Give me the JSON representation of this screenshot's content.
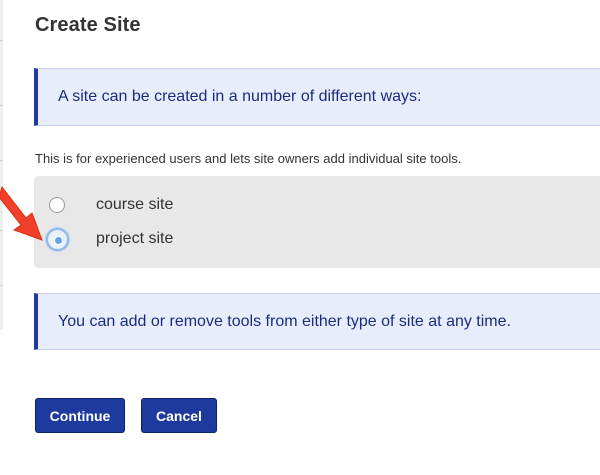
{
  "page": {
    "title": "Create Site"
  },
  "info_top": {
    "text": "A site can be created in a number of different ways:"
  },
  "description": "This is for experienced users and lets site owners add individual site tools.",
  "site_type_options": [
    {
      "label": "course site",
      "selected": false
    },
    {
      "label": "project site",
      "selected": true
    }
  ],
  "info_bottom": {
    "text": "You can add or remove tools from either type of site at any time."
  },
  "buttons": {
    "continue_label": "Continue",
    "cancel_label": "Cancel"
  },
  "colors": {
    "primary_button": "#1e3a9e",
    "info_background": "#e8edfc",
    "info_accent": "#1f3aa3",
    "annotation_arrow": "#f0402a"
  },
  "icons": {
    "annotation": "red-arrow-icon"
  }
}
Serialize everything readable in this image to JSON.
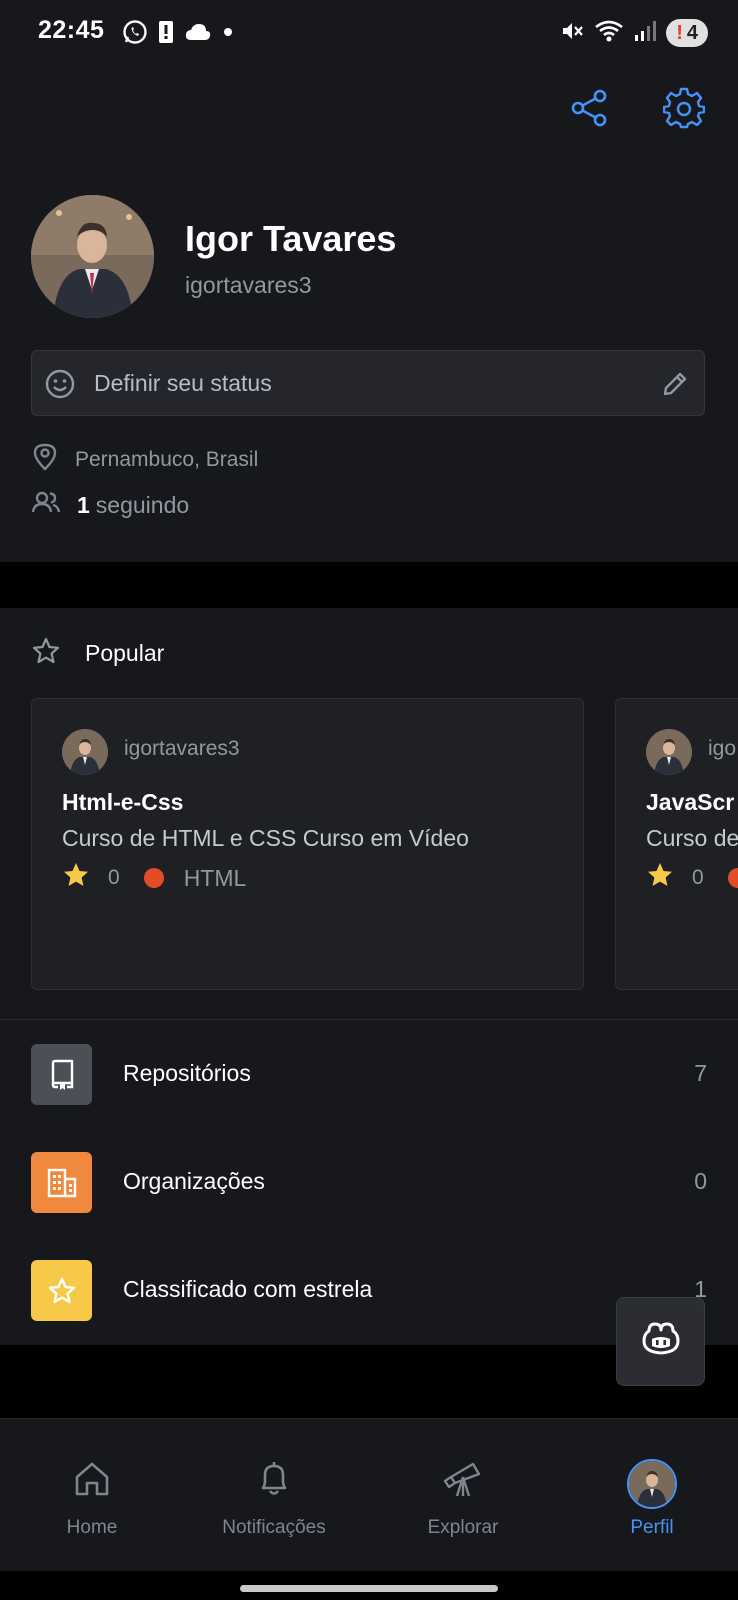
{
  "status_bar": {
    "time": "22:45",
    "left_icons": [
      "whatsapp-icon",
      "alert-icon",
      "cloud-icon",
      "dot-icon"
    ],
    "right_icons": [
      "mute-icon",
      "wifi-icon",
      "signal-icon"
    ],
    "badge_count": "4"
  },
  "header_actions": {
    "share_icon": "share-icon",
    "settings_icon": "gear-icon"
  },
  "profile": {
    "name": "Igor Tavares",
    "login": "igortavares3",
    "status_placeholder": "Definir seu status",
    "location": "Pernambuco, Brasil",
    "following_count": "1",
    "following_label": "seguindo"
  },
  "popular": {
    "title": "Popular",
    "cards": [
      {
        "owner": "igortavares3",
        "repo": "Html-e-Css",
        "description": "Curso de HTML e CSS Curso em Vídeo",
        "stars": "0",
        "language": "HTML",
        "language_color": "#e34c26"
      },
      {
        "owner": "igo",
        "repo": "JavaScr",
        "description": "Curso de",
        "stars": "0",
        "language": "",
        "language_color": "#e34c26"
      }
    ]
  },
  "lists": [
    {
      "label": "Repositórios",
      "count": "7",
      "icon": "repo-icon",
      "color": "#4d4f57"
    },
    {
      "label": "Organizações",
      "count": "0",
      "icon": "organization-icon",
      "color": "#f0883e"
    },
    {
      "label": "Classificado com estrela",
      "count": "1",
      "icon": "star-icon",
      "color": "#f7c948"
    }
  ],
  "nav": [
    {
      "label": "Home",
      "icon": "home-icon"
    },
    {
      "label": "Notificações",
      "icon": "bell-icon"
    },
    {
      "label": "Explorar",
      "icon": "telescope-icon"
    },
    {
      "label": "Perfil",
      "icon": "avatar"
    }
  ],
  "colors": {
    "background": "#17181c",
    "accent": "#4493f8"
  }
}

GOAL -> Each record should be quoted exactly, with the images omitted.

TASK RESPONSE ->
Give me the JSON representation of this screenshot's content.
{
  "page": {
    "title": "Create Site"
  },
  "info_top": {
    "text": "A site can be created in a number of different ways:"
  },
  "description": "This is for experienced users and lets site owners add individual site tools.",
  "site_type_options": [
    {
      "label": "course site",
      "selected": false
    },
    {
      "label": "project site",
      "selected": true
    }
  ],
  "info_bottom": {
    "text": "You can add or remove tools from either type of site at any time."
  },
  "buttons": {
    "continue_label": "Continue",
    "cancel_label": "Cancel"
  },
  "colors": {
    "primary_button": "#1e3a9e",
    "info_background": "#e8edfc",
    "info_accent": "#1f3aa3",
    "annotation_arrow": "#f0402a"
  },
  "icons": {
    "annotation": "red-arrow-icon"
  }
}
Serialize everything readable in this image to JSON.
{
  "status_bar": {
    "time": "22:45",
    "left_icons": [
      "whatsapp-icon",
      "alert-icon",
      "cloud-icon",
      "dot-icon"
    ],
    "right_icons": [
      "mute-icon",
      "wifi-icon",
      "signal-icon"
    ],
    "badge_count": "4"
  },
  "header_actions": {
    "share_icon": "share-icon",
    "settings_icon": "gear-icon"
  },
  "profile": {
    "name": "Igor Tavares",
    "login": "igortavares3",
    "status_placeholder": "Definir seu status",
    "location": "Pernambuco, Brasil",
    "following_count": "1",
    "following_label": "seguindo"
  },
  "popular": {
    "title": "Popular",
    "cards": [
      {
        "owner": "igortavares3",
        "repo": "Html-e-Css",
        "description": "Curso de HTML e CSS Curso em Vídeo",
        "stars": "0",
        "language": "HTML",
        "language_color": "#e34c26"
      },
      {
        "owner": "igo",
        "repo": "JavaScr",
        "description": "Curso de",
        "stars": "0",
        "language": "",
        "language_color": "#e34c26"
      }
    ]
  },
  "lists": [
    {
      "label": "Repositórios",
      "count": "7",
      "icon": "repo-icon",
      "color": "#4d4f57"
    },
    {
      "label": "Organizações",
      "count": "0",
      "icon": "organization-icon",
      "color": "#f0883e"
    },
    {
      "label": "Classificado com estrela",
      "count": "1",
      "icon": "star-icon",
      "color": "#f7c948"
    }
  ],
  "nav": [
    {
      "label": "Home",
      "icon": "home-icon"
    },
    {
      "label": "Notificações",
      "icon": "bell-icon"
    },
    {
      "label": "Explorar",
      "icon": "telescope-icon"
    },
    {
      "label": "Perfil",
      "icon": "avatar"
    }
  ],
  "colors": {
    "background": "#17181c",
    "accent": "#4493f8"
  }
}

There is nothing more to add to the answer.